◆ **TASKS TO PERFORM**:
1) In the Philippine economy analysis, by how much did the World Bank project the Philippine economy would contract this year?
2) Name every institution that the Philippine economy analysis calls the administration's "erstwhile gods."
3) Reproduce the part of the Philippine economy analysis starting with "The World Bank recently" and going on through "overall economic growth.".

◆ **QUOTED PASSAGE**:
Benjie Oliveros | The Real Score on the Economy

By BENJIE OLIVEROS
Analysis
Bulatlat

MANILA — The Arroyo government can no longer hide the truth: the crisis-ridden economy is on a downward spin. President Gloria Macapagal-Arroyo and her economic managers have been boasting that their economic policies have shielded the country from the effects of the global economic crisis. Even as the administration projected a lowering of the growth rate to between 0.8 to 1.8 percent, it still wanted to make the people believe that the Philippines would escape a recession. It has been consistently contradicting the projections and analysis of its erstwhile gods — the International Monetary Fund, the World Bank, and the Asian Development Bank.

The World Bank recently came out with its projection that the Philippine economy would contract by 2.9 percent this year. It went on to say that there was nothing extraordinary in the Philippines that would enable it to escape the crisis gripping the world economy. The World Bank based its analysis on a projected fall in the inflow of foreign capital to underdeveloped countries such as the Philippines. Foreign investments to these countries, which fell to $707 billion last year from $1.2 trillion in 2007, would be further slashed, according to World Bank estimates, to $363 billion this year. Anemic investments, it said, would drag down overall economic growth.

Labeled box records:
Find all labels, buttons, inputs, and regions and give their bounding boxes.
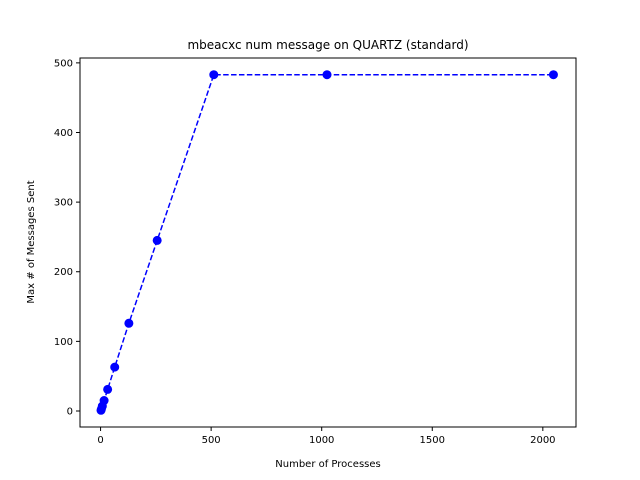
x-tick-label: 500 <box>202 435 221 446</box>
y-tick-label: 200 <box>54 267 73 278</box>
chart-title: mbeacxc num message on QUARTZ (standard) <box>187 38 468 52</box>
y-tick-label: 0 <box>67 406 73 417</box>
data-point <box>110 362 120 372</box>
x-tick-label: 2000 <box>530 435 555 446</box>
plot-frame <box>79 57 577 428</box>
data-point <box>99 396 109 406</box>
series-layer <box>96 70 558 415</box>
data-point <box>103 384 113 394</box>
y-axis-label: Max # of Messages Sent <box>26 180 37 303</box>
y-tick-label: 100 <box>54 337 73 348</box>
data-point <box>152 235 162 245</box>
y-tick-label: 400 <box>54 128 73 139</box>
data-point <box>209 70 219 80</box>
x-tick-label: 1500 <box>420 435 445 446</box>
y-tick-label: 500 <box>54 58 73 69</box>
x-axis-label: Number of Processes <box>275 459 380 470</box>
x-tick-label: 0 <box>97 435 103 446</box>
data-point <box>322 70 332 80</box>
x-tick-label: 1000 <box>309 435 334 446</box>
y-axis: 0 100 200 300 400 500 <box>54 58 80 417</box>
y-tick-label: 300 <box>54 198 73 209</box>
data-point <box>124 318 134 328</box>
data-point <box>548 70 558 80</box>
x-axis: 0 500 1000 1500 2000 <box>97 427 556 446</box>
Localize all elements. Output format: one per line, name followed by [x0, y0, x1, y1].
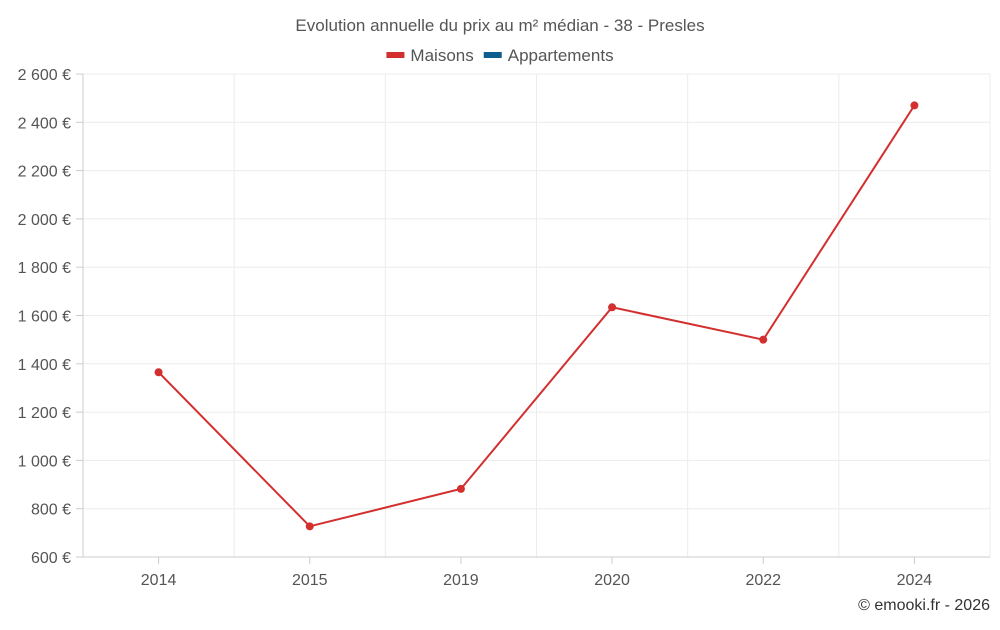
- legend-swatch: [483, 52, 502, 58]
- y-tick-label: 2 400 €: [18, 115, 71, 132]
- y-tick-label: 1 000 €: [18, 453, 71, 470]
- y-tick-label: 2 000 €: [18, 212, 71, 229]
- x-tick-label: 2020: [594, 572, 630, 589]
- chart-title: Evolution annuelle du prix au m² médian …: [295, 16, 704, 35]
- data-point: [456, 484, 465, 493]
- legend-item: Appartements: [483, 46, 614, 65]
- data-point: [608, 303, 617, 312]
- series-layer: [154, 101, 919, 531]
- y-tick-label: 1 400 €: [18, 357, 71, 374]
- y-tick-label: 800 €: [31, 502, 71, 519]
- legend-label: Appartements: [508, 46, 614, 65]
- credit-text: © emooki.fr - 2026: [858, 597, 990, 614]
- legend: Maisons Appartements: [386, 46, 614, 65]
- x-tick-label: 2014: [141, 572, 177, 589]
- grid: [82, 73, 991, 558]
- legend-item: Maisons: [386, 46, 474, 65]
- y-tick-label: 600 €: [31, 550, 71, 567]
- y-tick-label: 2 200 €: [18, 164, 71, 181]
- data-point: [910, 101, 919, 110]
- series-line: [157, 104, 916, 528]
- x-tick-label: 2022: [745, 572, 781, 589]
- data-point: [305, 522, 314, 531]
- x-tick-label: 2024: [897, 572, 933, 589]
- legend-swatch: [386, 52, 405, 58]
- y-tick-label: 1 600 €: [18, 309, 71, 326]
- y-tick-label: 1 800 €: [18, 260, 71, 277]
- x-tick-label: 2019: [443, 572, 479, 589]
- axes: 600 € 800 € 1 000 € 1 200 € 1 400 € 1 600 € 1 …: [18, 67, 990, 589]
- data-point: [759, 335, 768, 344]
- data-point: [154, 368, 163, 377]
- x-tick-label: 2015: [292, 572, 328, 589]
- legend-label: Maisons: [410, 46, 473, 65]
- y-tick-label: 2 600 €: [18, 67, 71, 84]
- y-tick-label: 1 200 €: [18, 405, 71, 422]
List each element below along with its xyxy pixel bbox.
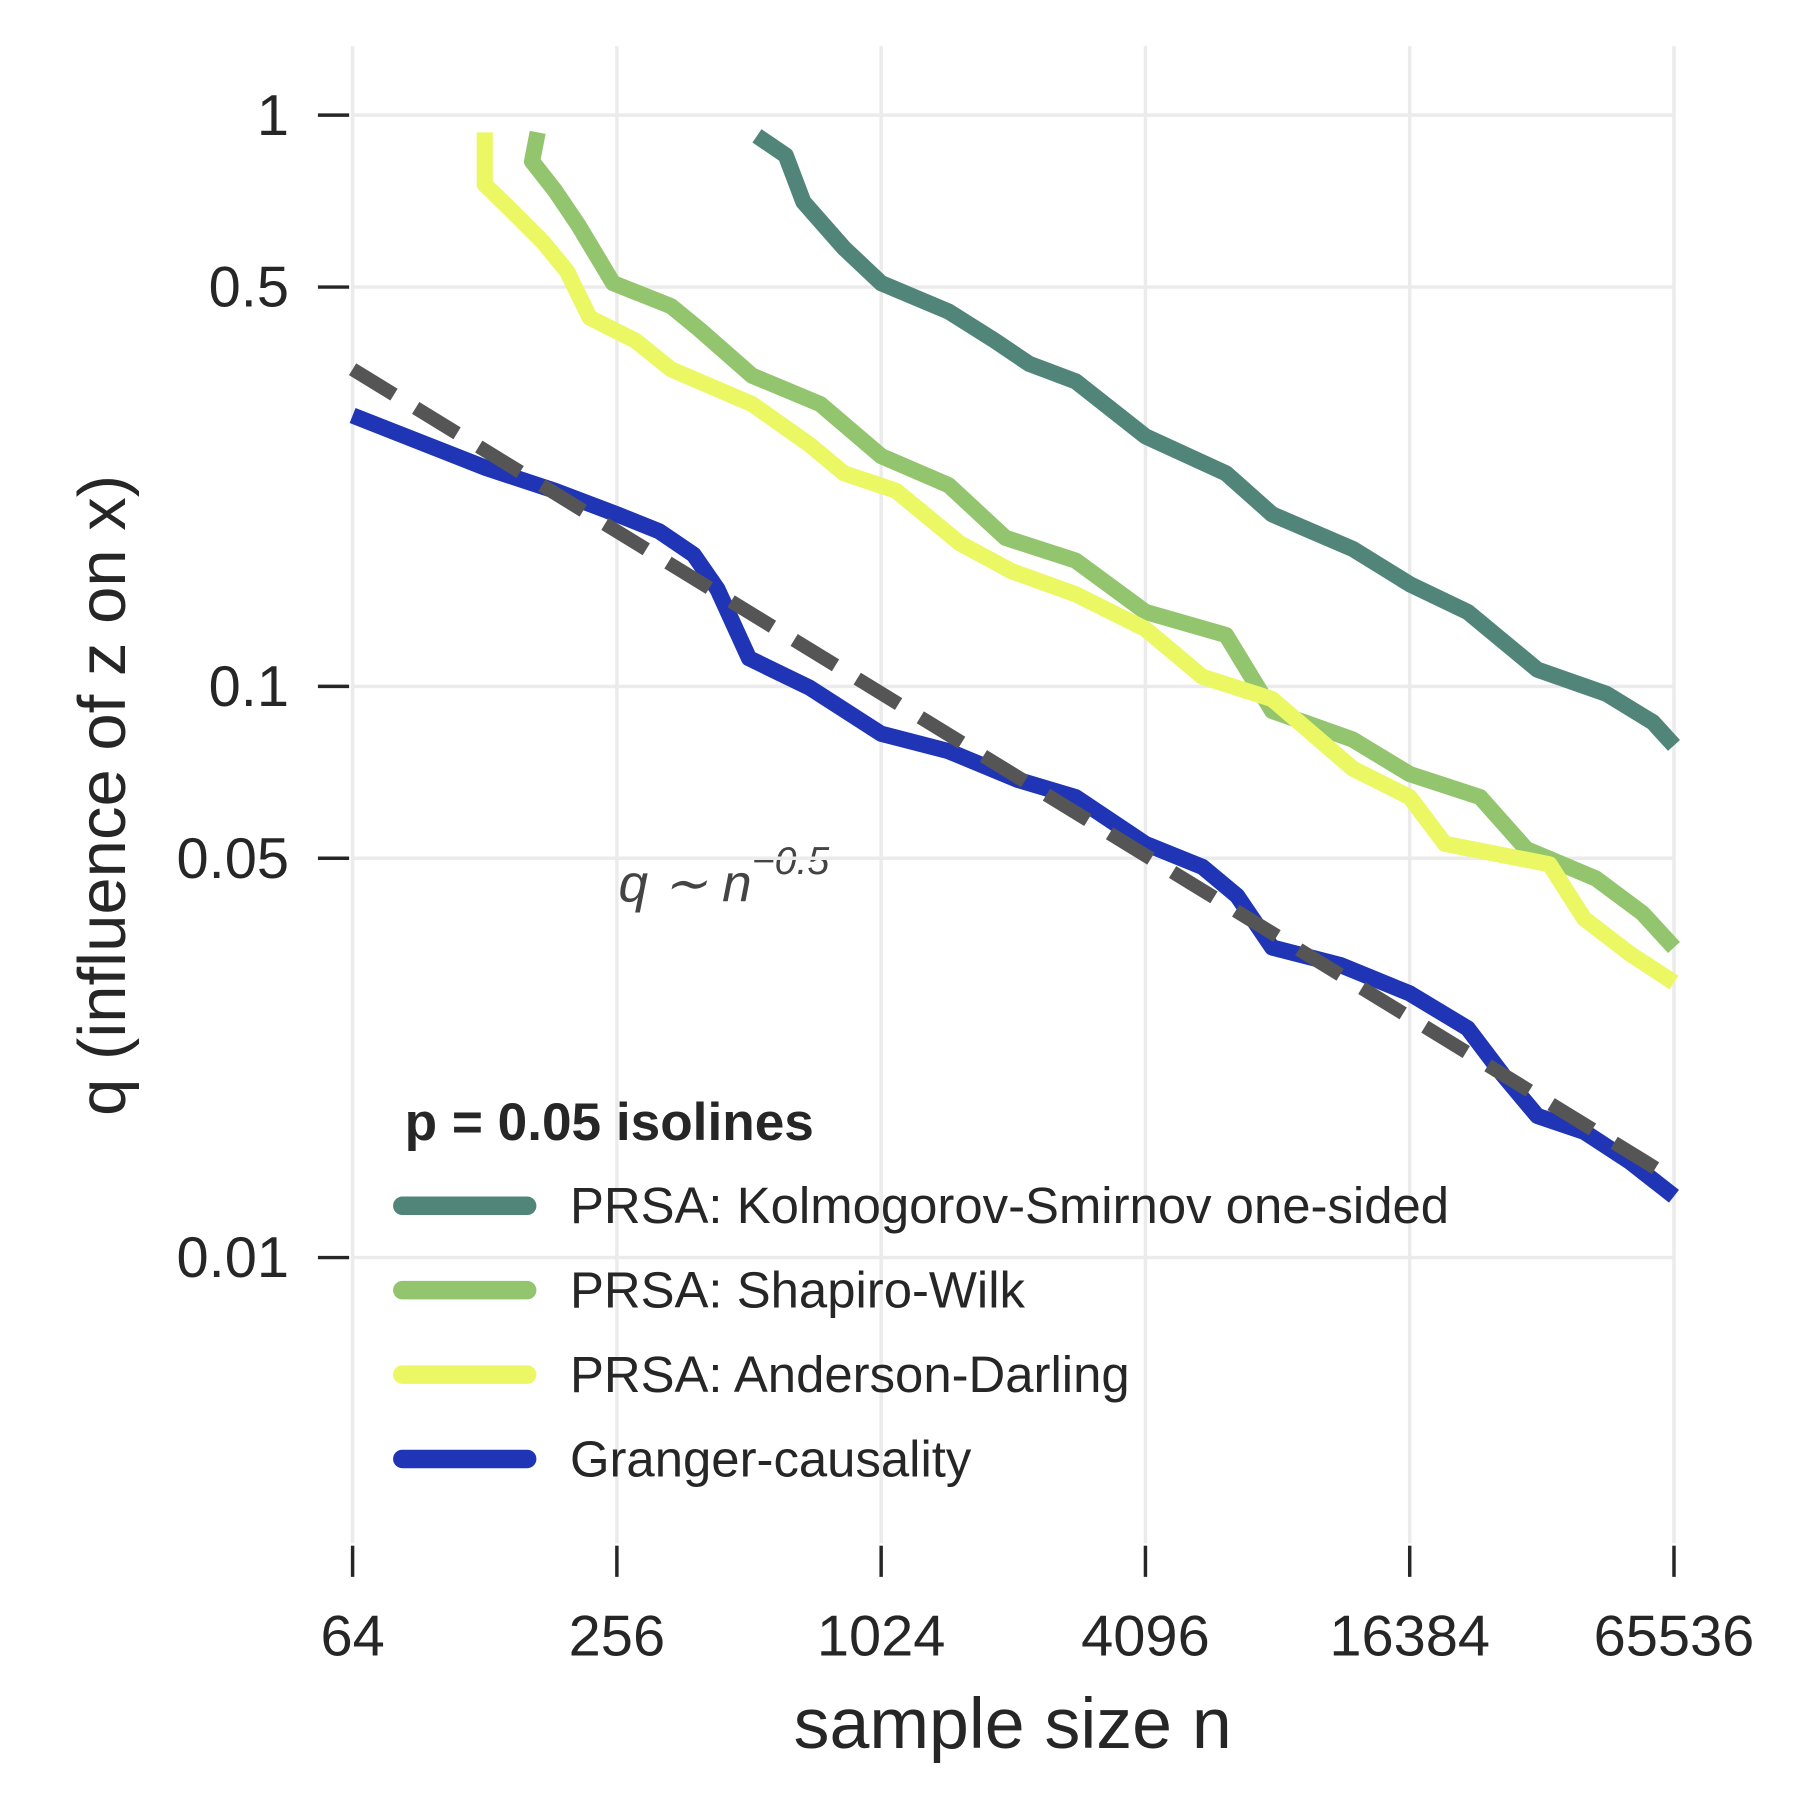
y-tick-label: 1 (257, 84, 289, 148)
x-tick-label: 64 (320, 1604, 384, 1668)
legend-label: PRSA: Shapiro-Wilk (570, 1262, 1026, 1319)
x-tick-label: 256 (569, 1604, 665, 1668)
y-axis-label: q (influence of z on x) (65, 475, 140, 1116)
series-line (476, 132, 1679, 990)
legend-label: PRSA: Anderson-Darling (570, 1346, 1130, 1403)
legend-label: PRSA: Kolmogorov-Smirnov one-sided (570, 1177, 1449, 1234)
reference-line (348, 363, 1678, 1186)
y-tick-label: 0.1 (209, 655, 289, 719)
series-line (752, 129, 1680, 751)
series-line (523, 130, 1680, 953)
annotation-text: q ∼ n (618, 855, 751, 914)
x-tick-label: 1024 (817, 1604, 946, 1668)
y-tick-label: 0.5 (209, 256, 289, 320)
annotation: q ∼ n−0.5 (618, 839, 829, 914)
x-tick-label: 65536 (1594, 1604, 1755, 1668)
x-tick-label: 4096 (1081, 1604, 1210, 1668)
legend-label: Granger-causality (570, 1430, 972, 1487)
x-tick-label: 16384 (1329, 1604, 1490, 1668)
y-tick-label: 0.05 (177, 827, 289, 891)
legend-title: p = 0.05 isolines (405, 1093, 814, 1152)
annotation-superscript: −0.5 (752, 839, 830, 883)
y-tick-label: 0.01 (177, 1226, 289, 1290)
x-axis-label: sample size n (794, 1684, 1232, 1764)
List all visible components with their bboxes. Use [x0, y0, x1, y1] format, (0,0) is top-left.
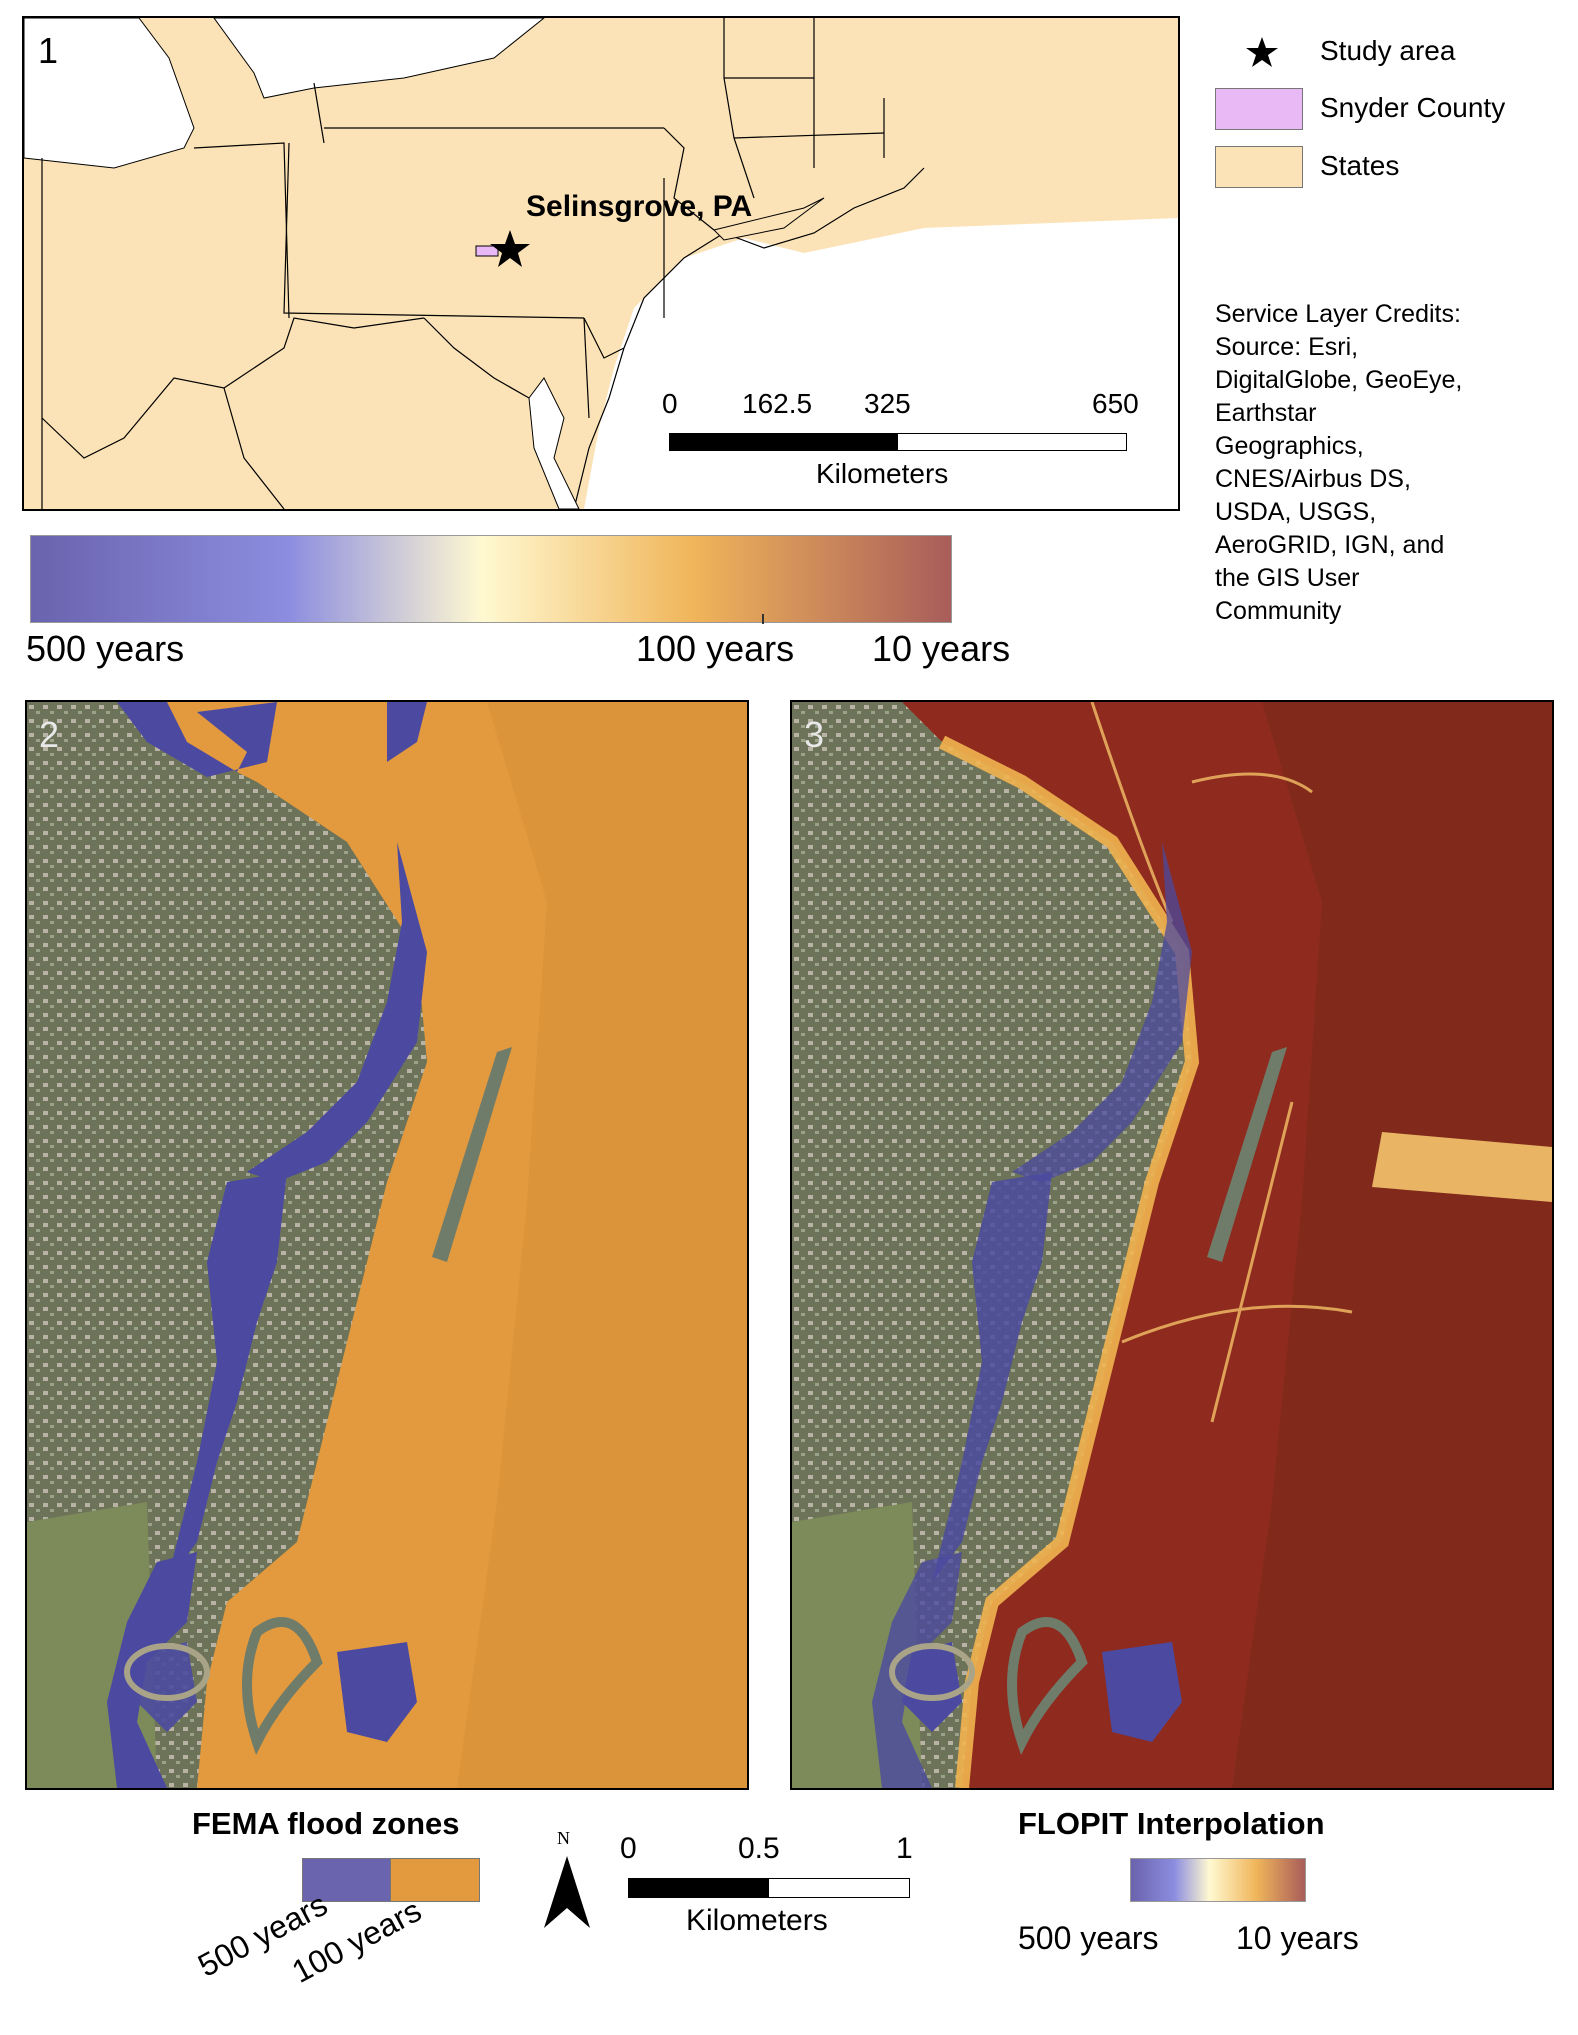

◆ **EXERCISE RESPONSES**:
1) 2.9 percent

2) The International Monetary Fund, the World Bank, and the Asian Development Bank

3)
The World Bank recently came out with its projection that the Philippine economy would contract by 2.9 percent this year. It went on to say that there was nothing extraordinary in the Philippines that would enable it to escape the crisis gripping the world economy. The World Bank based its analysis on a projected fall in the inflow of foreign capital to underdeveloped countries such as the Philippines. Foreign investments to these countries, which fell to $707 billion last year from $1.2 trillion in 2007, would be further slashed, according to World Bank estimates, to $363 billion this year. Anemic investments, it said, would drag down overall economic growth.